(Direction): Below are some entries. Work out how many of their lines hold the word "onset", and write that number alone.

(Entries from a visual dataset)
— START —
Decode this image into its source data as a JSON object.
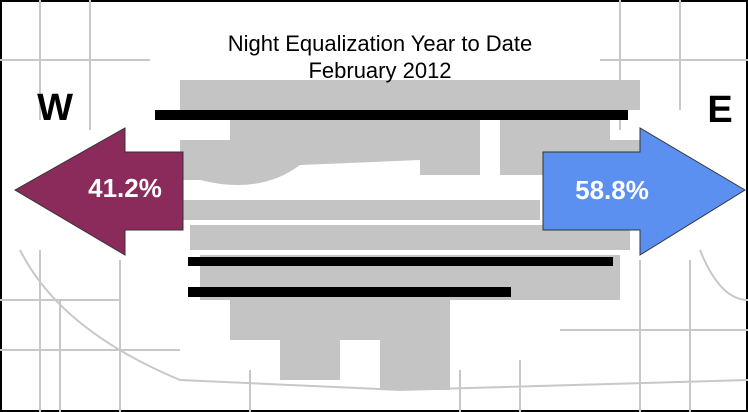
{
  "header": {
    "title": "Night Equalization Year to Date",
    "subtitle": "February 2012"
  },
  "west": {
    "label": "W",
    "share": "41.2%"
  },
  "east": {
    "label": "E",
    "share": "58.8%"
  }
}
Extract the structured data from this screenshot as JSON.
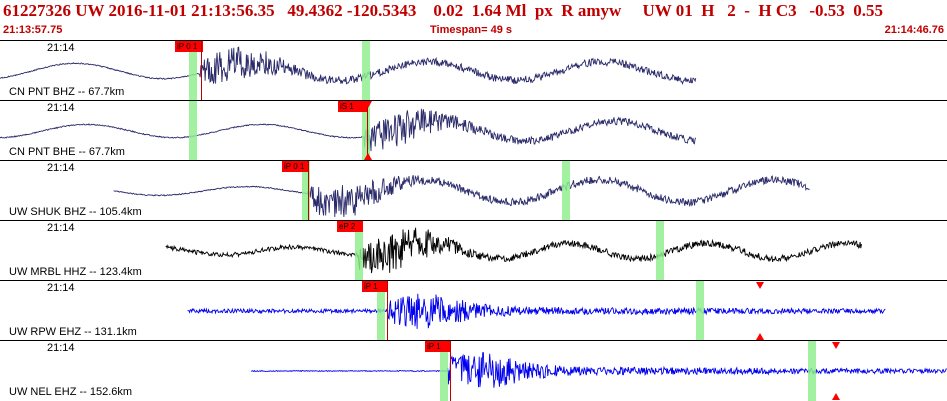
{
  "header": {
    "event_line": "61227326 UW 2016-11-01 21:13:56.35   49.4362 -120.5343    0.02  1.64 Ml  px  R amyw     UW 01  H   2  -  H C3   -0.53  0.55",
    "start_time": "21:13:57.75",
    "timespan": "Timespan=  49 s",
    "end_time": "21:14:46.76"
  },
  "panels": [
    {
      "time_label": "21:14",
      "station": "CN PNT BHZ -- 67.7km",
      "pick": "iP 0 1",
      "color": "#2b2b6b",
      "seed": 11,
      "style": "smooth",
      "start": 0.0,
      "end": 0.735,
      "onset": 0.21,
      "amp_pre": 0.35,
      "amp_post": 0.7
    },
    {
      "time_label": "21:14",
      "station": "CN PNT BHE -- 67.7km",
      "pick": "iS 1",
      "color": "#2b2b6b",
      "seed": 23,
      "style": "smooth",
      "start": 0.0,
      "end": 0.735,
      "onset": 0.385,
      "amp_pre": 0.3,
      "amp_post": 0.75
    },
    {
      "time_label": "21:14",
      "station": "UW SHUK BHZ -- 105.4km",
      "pick": "iP 0 1",
      "color": "#2b2b6b",
      "seed": 37,
      "style": "smooth",
      "start": 0.12,
      "end": 0.855,
      "onset": 0.325,
      "amp_pre": 0.2,
      "amp_post": 0.85
    },
    {
      "time_label": "21:14",
      "station": "UW MRBL HHZ -- 123.4km",
      "pick": "eP 2",
      "color": "#000000",
      "seed": 53,
      "style": "mixed",
      "start": 0.175,
      "end": 0.91,
      "onset": 0.378,
      "amp_pre": 0.12,
      "amp_post": 0.9
    },
    {
      "time_label": "21:14",
      "station": "UW RPW EHZ -- 131.1km",
      "pick": "iP 1",
      "color": "#0000ee",
      "seed": 71,
      "style": "noise",
      "start": 0.198,
      "end": 0.935,
      "onset": 0.41,
      "amp_pre": 0.18,
      "amp_post": 0.95
    },
    {
      "time_label": "21:14",
      "station": "UW NEL EHZ -- 152.6km",
      "pick": "iP 1",
      "color": "#0000ee",
      "seed": 89,
      "style": "noise",
      "start": 0.265,
      "end": 1.0,
      "onset": 0.472,
      "amp_pre": 0.04,
      "amp_post": 0.9
    }
  ]
}
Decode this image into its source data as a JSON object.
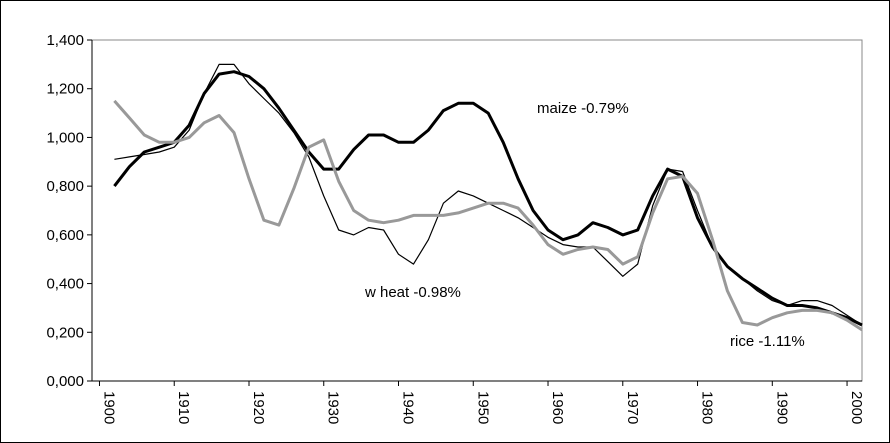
{
  "chart_data": {
    "type": "line",
    "x": [
      1902,
      1904,
      1906,
      1908,
      1910,
      1912,
      1914,
      1916,
      1918,
      1920,
      1922,
      1924,
      1926,
      1928,
      1930,
      1932,
      1934,
      1936,
      1938,
      1940,
      1942,
      1944,
      1946,
      1948,
      1950,
      1952,
      1954,
      1956,
      1958,
      1960,
      1962,
      1964,
      1966,
      1968,
      1970,
      1972,
      1974,
      1976,
      1978,
      1980,
      1982,
      1984,
      1986,
      1988,
      1990,
      1992,
      1994,
      1996,
      1998,
      2000,
      2002
    ],
    "series": [
      {
        "color": "#000000",
        "values": [
          0.8,
          0.88,
          0.94,
          0.96,
          0.98,
          1.05,
          1.18,
          1.26,
          1.27,
          1.25,
          1.2,
          1.12,
          1.03,
          0.94,
          0.87,
          0.87,
          0.95,
          1.01,
          1.01,
          0.98,
          0.98,
          1.03,
          1.11,
          1.14,
          1.14,
          1.1,
          0.98,
          0.83,
          0.7,
          0.62,
          0.58,
          0.6,
          0.65,
          0.63,
          0.6,
          0.62,
          0.76,
          0.87,
          0.84,
          0.67,
          0.55,
          0.47,
          0.42,
          0.38,
          0.34,
          0.31,
          0.31,
          0.3,
          0.28,
          0.26,
          0.23
        ]
      },
      {
        "color": "#000000",
        "values": [
          0.91,
          0.92,
          0.93,
          0.94,
          0.96,
          1.03,
          1.18,
          1.3,
          1.3,
          1.22,
          1.16,
          1.1,
          1.02,
          0.92,
          0.76,
          0.62,
          0.6,
          0.63,
          0.62,
          0.52,
          0.48,
          0.58,
          0.73,
          0.78,
          0.76,
          0.73,
          0.7,
          0.67,
          0.63,
          0.59,
          0.56,
          0.55,
          0.55,
          0.49,
          0.43,
          0.48,
          0.72,
          0.87,
          0.86,
          0.7,
          0.55,
          0.47,
          0.42,
          0.37,
          0.33,
          0.31,
          0.33,
          0.33,
          0.31,
          0.27,
          0.23
        ]
      },
      {
        "color": "#999999",
        "values": [
          1.15,
          1.08,
          1.01,
          0.98,
          0.98,
          1.0,
          1.06,
          1.09,
          1.02,
          0.83,
          0.66,
          0.64,
          0.79,
          0.96,
          0.99,
          0.82,
          0.7,
          0.66,
          0.65,
          0.66,
          0.68,
          0.68,
          0.68,
          0.69,
          0.71,
          0.73,
          0.73,
          0.71,
          0.64,
          0.56,
          0.52,
          0.54,
          0.55,
          0.54,
          0.48,
          0.51,
          0.69,
          0.83,
          0.84,
          0.77,
          0.58,
          0.37,
          0.24,
          0.23,
          0.26,
          0.28,
          0.29,
          0.29,
          0.28,
          0.25,
          0.21
        ]
      }
    ],
    "annotations": [
      "maize -0.79%",
      "w heat -0.98%",
      "rice -1.11%"
    ],
    "xlim": [
      1899,
      2002
    ],
    "xticks": [
      1900,
      1910,
      1920,
      1930,
      1940,
      1950,
      1960,
      1970,
      1980,
      1990,
      2000
    ],
    "ylim": [
      0,
      1.4
    ],
    "yticks": [
      {
        "value": 0,
        "label": "0,000"
      },
      {
        "value": 0.2,
        "label": "0,200"
      },
      {
        "value": 0.4,
        "label": "0,400"
      },
      {
        "value": 0.6,
        "label": "0,600"
      },
      {
        "value": 0.8,
        "label": "0,800"
      },
      {
        "value": 1.0,
        "label": "1,000"
      },
      {
        "value": 1.2,
        "label": "1,200"
      },
      {
        "value": 1.4,
        "label": "1,400"
      }
    ],
    "grid": false
  }
}
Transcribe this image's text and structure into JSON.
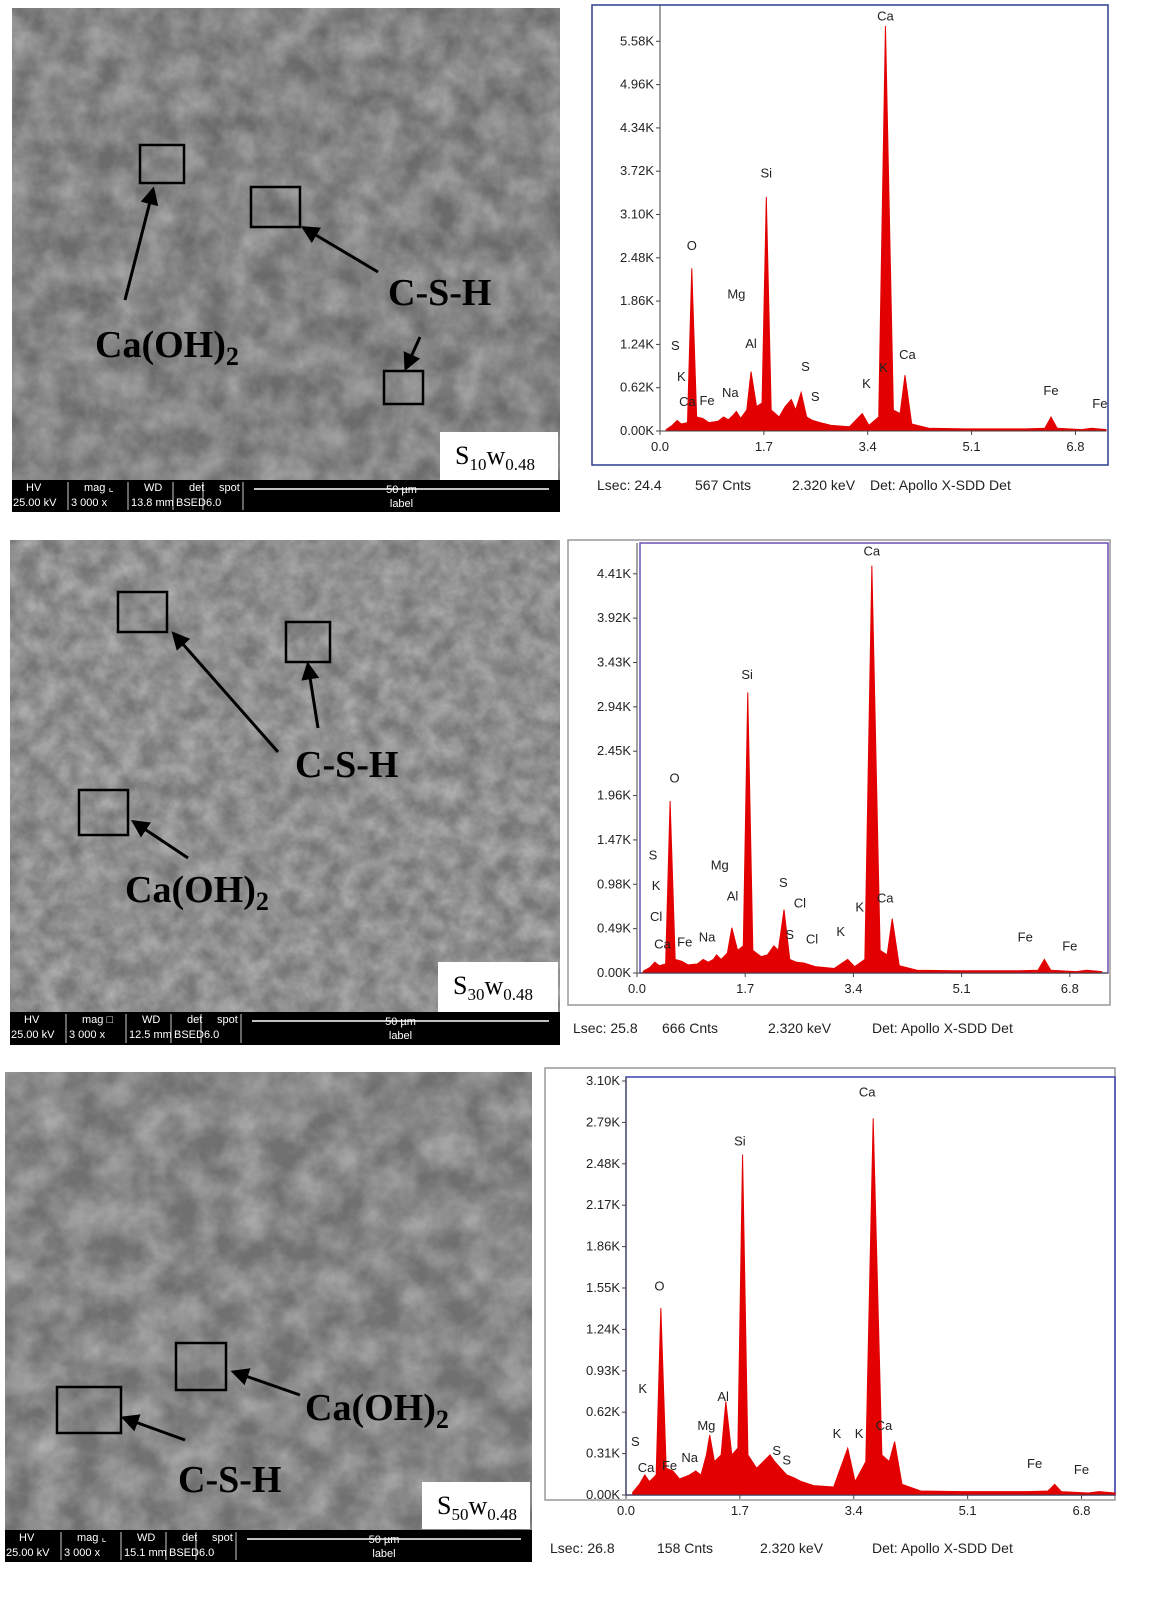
{
  "chart_data": [
    {
      "type": "area",
      "color": "#e30000",
      "x": [
        0.1,
        0.2,
        0.28,
        0.35,
        0.45,
        0.52,
        0.6,
        0.7,
        0.8,
        0.95,
        1.04,
        1.12,
        1.2,
        1.25,
        1.32,
        1.42,
        1.49,
        1.58,
        1.67,
        1.74,
        1.82,
        1.95,
        2.05,
        2.15,
        2.22,
        2.31,
        2.4,
        2.5,
        2.62,
        2.8,
        3.1,
        3.31,
        3.42,
        3.58,
        3.69,
        3.82,
        3.93,
        4.01,
        4.12,
        4.4,
        5.0,
        6.0,
        6.3,
        6.4,
        6.5,
        6.9,
        7.06,
        7.3
      ],
      "values": [
        20,
        80,
        150,
        100,
        120,
        2330,
        200,
        180,
        120,
        140,
        200,
        160,
        230,
        280,
        180,
        300,
        850,
        350,
        400,
        3350,
        300,
        200,
        350,
        450,
        300,
        550,
        200,
        150,
        120,
        80,
        60,
        250,
        80,
        200,
        5800,
        300,
        250,
        800,
        100,
        40,
        30,
        30,
        40,
        200,
        40,
        20,
        40,
        20
      ],
      "xlim": [
        0,
        7.3
      ],
      "ylim": [
        0,
        6100
      ],
      "xticks": [
        {
          "value": 0,
          "label": "0.0"
        },
        1.7,
        3.4,
        5.1,
        6.8
      ],
      "yticks": [
        {
          "value": 0,
          "label": "0.00K"
        },
        {
          "value": 620,
          "label": "0.62K"
        },
        {
          "value": 1240,
          "label": "1.24K"
        },
        {
          "value": 1860,
          "label": "1.86K"
        },
        {
          "value": 2480,
          "label": "2.48K"
        },
        {
          "value": 3100,
          "label": "3.10K"
        },
        {
          "value": 3720,
          "label": "3.72K"
        },
        {
          "value": 4340,
          "label": "4.34K"
        },
        {
          "value": 4960,
          "label": "4.96K"
        },
        {
          "value": 5580,
          "label": "5.58K"
        }
      ],
      "annotations": [
        {
          "text": "Ca",
          "x": 3.69,
          "y": 5880
        },
        {
          "text": "Si",
          "x": 1.74,
          "y": 3630
        },
        {
          "text": "O",
          "x": 0.52,
          "y": 2590
        },
        {
          "text": "Mg",
          "x": 1.25,
          "y": 1900
        },
        {
          "text": "Al",
          "x": 1.49,
          "y": 1190
        },
        {
          "text": "S",
          "x": 0.25,
          "y": 1160
        },
        {
          "text": "K",
          "x": 0.35,
          "y": 715
        },
        {
          "text": "Ca",
          "x": 0.45,
          "y": 360
        },
        {
          "text": "Fe",
          "x": 0.77,
          "y": 370
        },
        {
          "text": "Na",
          "x": 1.15,
          "y": 490
        },
        {
          "text": "S",
          "x": 2.38,
          "y": 860
        },
        {
          "text": "S",
          "x": 2.54,
          "y": 430
        },
        {
          "text": "K",
          "x": 3.38,
          "y": 615
        },
        {
          "text": "K",
          "x": 3.66,
          "y": 845
        },
        {
          "text": "Ca",
          "x": 4.05,
          "y": 1030
        },
        {
          "text": "Fe",
          "x": 6.4,
          "y": 515
        },
        {
          "text": "Fe",
          "x": 7.2,
          "y": 330
        }
      ],
      "footer": [
        "Lsec: 24.4",
        "567 Cnts",
        "2.320 keV",
        "Det: Apollo X-SDD Det"
      ]
    },
    {
      "type": "area",
      "color": "#e30000",
      "x": [
        0.1,
        0.2,
        0.28,
        0.35,
        0.45,
        0.52,
        0.6,
        0.7,
        0.8,
        0.95,
        1.04,
        1.12,
        1.2,
        1.25,
        1.32,
        1.42,
        1.49,
        1.58,
        1.67,
        1.74,
        1.82,
        1.95,
        2.05,
        2.15,
        2.22,
        2.31,
        2.4,
        2.5,
        2.62,
        2.8,
        3.1,
        3.31,
        3.42,
        3.58,
        3.69,
        3.82,
        3.93,
        4.01,
        4.12,
        4.4,
        5.0,
        6.0,
        6.3,
        6.4,
        6.5,
        6.9,
        7.06,
        7.3
      ],
      "values": [
        20,
        60,
        120,
        80,
        100,
        1900,
        150,
        130,
        90,
        100,
        150,
        120,
        150,
        200,
        150,
        220,
        500,
        250,
        300,
        3100,
        250,
        180,
        200,
        300,
        250,
        700,
        150,
        120,
        110,
        70,
        50,
        150,
        70,
        150,
        4500,
        250,
        200,
        600,
        80,
        30,
        25,
        25,
        30,
        150,
        30,
        15,
        30,
        15
      ],
      "xlim": [
        0,
        7.4
      ],
      "ylim": [
        0,
        4750
      ],
      "xticks": [
        {
          "value": 0,
          "label": "0.0"
        },
        1.7,
        3.4,
        5.1,
        6.8
      ],
      "yticks": [
        {
          "value": 0,
          "label": "0.00K"
        },
        {
          "value": 490,
          "label": "0.49K"
        },
        {
          "value": 980,
          "label": "0.98K"
        },
        {
          "value": 1470,
          "label": "1.47K"
        },
        {
          "value": 1960,
          "label": "1.96K"
        },
        {
          "value": 2450,
          "label": "2.45K"
        },
        {
          "value": 2940,
          "label": "2.94K"
        },
        {
          "value": 3430,
          "label": "3.43K"
        },
        {
          "value": 3920,
          "label": "3.92K"
        },
        {
          "value": 4410,
          "label": "4.41K"
        }
      ],
      "annotations": [
        {
          "text": "Ca",
          "x": 3.69,
          "y": 4613
        },
        {
          "text": "Si",
          "x": 1.73,
          "y": 3245
        },
        {
          "text": "O",
          "x": 0.59,
          "y": 2103
        },
        {
          "text": "Mg",
          "x": 1.3,
          "y": 1142
        },
        {
          "text": "Al",
          "x": 1.5,
          "y": 803
        },
        {
          "text": "S",
          "x": 0.25,
          "y": 1255
        },
        {
          "text": "K",
          "x": 0.3,
          "y": 916
        },
        {
          "text": "Cl",
          "x": 0.3,
          "y": 577
        },
        {
          "text": "Ca",
          "x": 0.4,
          "y": 271
        },
        {
          "text": "Fe",
          "x": 0.75,
          "y": 294
        },
        {
          "text": "Na",
          "x": 1.1,
          "y": 350
        },
        {
          "text": "S",
          "x": 2.3,
          "y": 950
        },
        {
          "text": "Cl",
          "x": 2.56,
          "y": 724
        },
        {
          "text": "S",
          "x": 2.4,
          "y": 373
        },
        {
          "text": "Cl",
          "x": 2.75,
          "y": 328
        },
        {
          "text": "K",
          "x": 3.2,
          "y": 407
        },
        {
          "text": "K",
          "x": 3.5,
          "y": 678
        },
        {
          "text": "Ca",
          "x": 3.9,
          "y": 780
        },
        {
          "text": "Fe",
          "x": 6.1,
          "y": 350
        },
        {
          "text": "Fe",
          "x": 6.8,
          "y": 249
        }
      ],
      "footer": [
        "Lsec: 25.8",
        "666 Cnts",
        "2.320 keV",
        "Det: Apollo X-SDD Det"
      ]
    },
    {
      "type": "area",
      "color": "#e30000",
      "x": [
        0.1,
        0.2,
        0.28,
        0.35,
        0.45,
        0.52,
        0.6,
        0.7,
        0.8,
        0.95,
        1.04,
        1.12,
        1.2,
        1.25,
        1.32,
        1.42,
        1.49,
        1.58,
        1.67,
        1.74,
        1.82,
        1.95,
        2.05,
        2.15,
        2.22,
        2.31,
        2.4,
        2.5,
        2.62,
        2.8,
        3.1,
        3.31,
        3.42,
        3.58,
        3.69,
        3.82,
        3.93,
        4.01,
        4.12,
        4.4,
        5.0,
        6.0,
        6.3,
        6.4,
        6.5,
        6.9,
        7.06,
        7.3
      ],
      "values": [
        20,
        80,
        150,
        100,
        150,
        1400,
        200,
        180,
        120,
        150,
        180,
        150,
        300,
        450,
        250,
        300,
        700,
        300,
        350,
        2550,
        300,
        200,
        250,
        300,
        250,
        200,
        150,
        130,
        100,
        70,
        60,
        350,
        100,
        250,
        2820,
        300,
        250,
        400,
        80,
        30,
        25,
        25,
        30,
        80,
        25,
        15,
        25,
        15
      ],
      "xlim": [
        0,
        7.3
      ],
      "ylim": [
        0,
        3130
      ],
      "xticks": [
        {
          "value": 0,
          "label": "0.0"
        },
        1.7,
        3.4,
        5.1,
        6.8
      ],
      "yticks": [
        {
          "value": 0,
          "label": "0.00K"
        },
        {
          "value": 310,
          "label": "0.31K"
        },
        {
          "value": 620,
          "label": "0.62K"
        },
        {
          "value": 930,
          "label": "0.93K"
        },
        {
          "value": 1240,
          "label": "1.24K"
        },
        {
          "value": 1550,
          "label": "1.55K"
        },
        {
          "value": 1860,
          "label": "1.86K"
        },
        {
          "value": 2170,
          "label": "2.17K"
        },
        {
          "value": 2480,
          "label": "2.48K"
        },
        {
          "value": 2790,
          "label": "2.79K"
        },
        {
          "value": 3100,
          "label": "3.10K"
        }
      ],
      "annotations": [
        {
          "text": "Ca",
          "x": 3.6,
          "y": 2985
        },
        {
          "text": "Si",
          "x": 1.7,
          "y": 2618
        },
        {
          "text": "O",
          "x": 0.5,
          "y": 1533
        },
        {
          "text": "K",
          "x": 0.25,
          "y": 763
        },
        {
          "text": "Al",
          "x": 1.45,
          "y": 703
        },
        {
          "text": "Mg",
          "x": 1.2,
          "y": 486
        },
        {
          "text": "S",
          "x": 0.14,
          "y": 367
        },
        {
          "text": "Na",
          "x": 0.95,
          "y": 247
        },
        {
          "text": "Ca",
          "x": 0.3,
          "y": 172
        },
        {
          "text": "Fe",
          "x": 0.65,
          "y": 187
        },
        {
          "text": "S",
          "x": 2.25,
          "y": 300
        },
        {
          "text": "S",
          "x": 2.4,
          "y": 230
        },
        {
          "text": "K",
          "x": 3.15,
          "y": 426
        },
        {
          "text": "K",
          "x": 3.48,
          "y": 426
        },
        {
          "text": "Ca",
          "x": 3.85,
          "y": 486
        },
        {
          "text": "Fe",
          "x": 6.1,
          "y": 202
        },
        {
          "text": "Fe",
          "x": 6.8,
          "y": 157
        }
      ],
      "footer": [
        "Lsec: 26.8",
        "158 Cnts",
        "2.320 keV",
        "Det: Apollo X-SDD Det"
      ]
    }
  ],
  "micrographs": [
    {
      "sample": {
        "s": "S",
        "s_sub": "10",
        "w": "w",
        "w_sub": "0.48"
      },
      "calcium_hydroxide": {
        "text": "Ca(OH)",
        "sub": "2"
      },
      "csh": "C-S-H",
      "bar": {
        "headers": [
          "HV",
          "mag ⌞",
          "WD",
          "det",
          "spot"
        ],
        "values": [
          "25.00 kV",
          "3 000 x",
          "13.8 mm",
          "BSED",
          "6.0"
        ],
        "scale": "50 µm",
        "label": "label"
      }
    },
    {
      "sample": {
        "s": "S",
        "s_sub": "30",
        "w": "w",
        "w_sub": "0.48"
      },
      "calcium_hydroxide": {
        "text": "Ca(OH)",
        "sub": "2"
      },
      "csh": "C-S-H",
      "bar": {
        "headers": [
          "HV",
          "mag □",
          "WD",
          "det",
          "spot"
        ],
        "values": [
          "25.00 kV",
          "3 000 x",
          "12.5 mm",
          "BSED",
          "6.0"
        ],
        "scale": "50 µm",
        "label": "label"
      }
    },
    {
      "sample": {
        "s": "S",
        "s_sub": "50",
        "w": "w",
        "w_sub": "0.48"
      },
      "calcium_hydroxide": {
        "text": "Ca(OH)",
        "sub": "2"
      },
      "csh": "C-S-H",
      "bar": {
        "headers": [
          "HV",
          "mag ⌞",
          "WD",
          "det",
          "spot"
        ],
        "values": [
          "25.00 kV",
          "3 000 x",
          "15.1 mm",
          "BSED",
          "6.0"
        ],
        "scale": "50 µm",
        "label": "label"
      }
    }
  ]
}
— END —
(Answer for the task): 6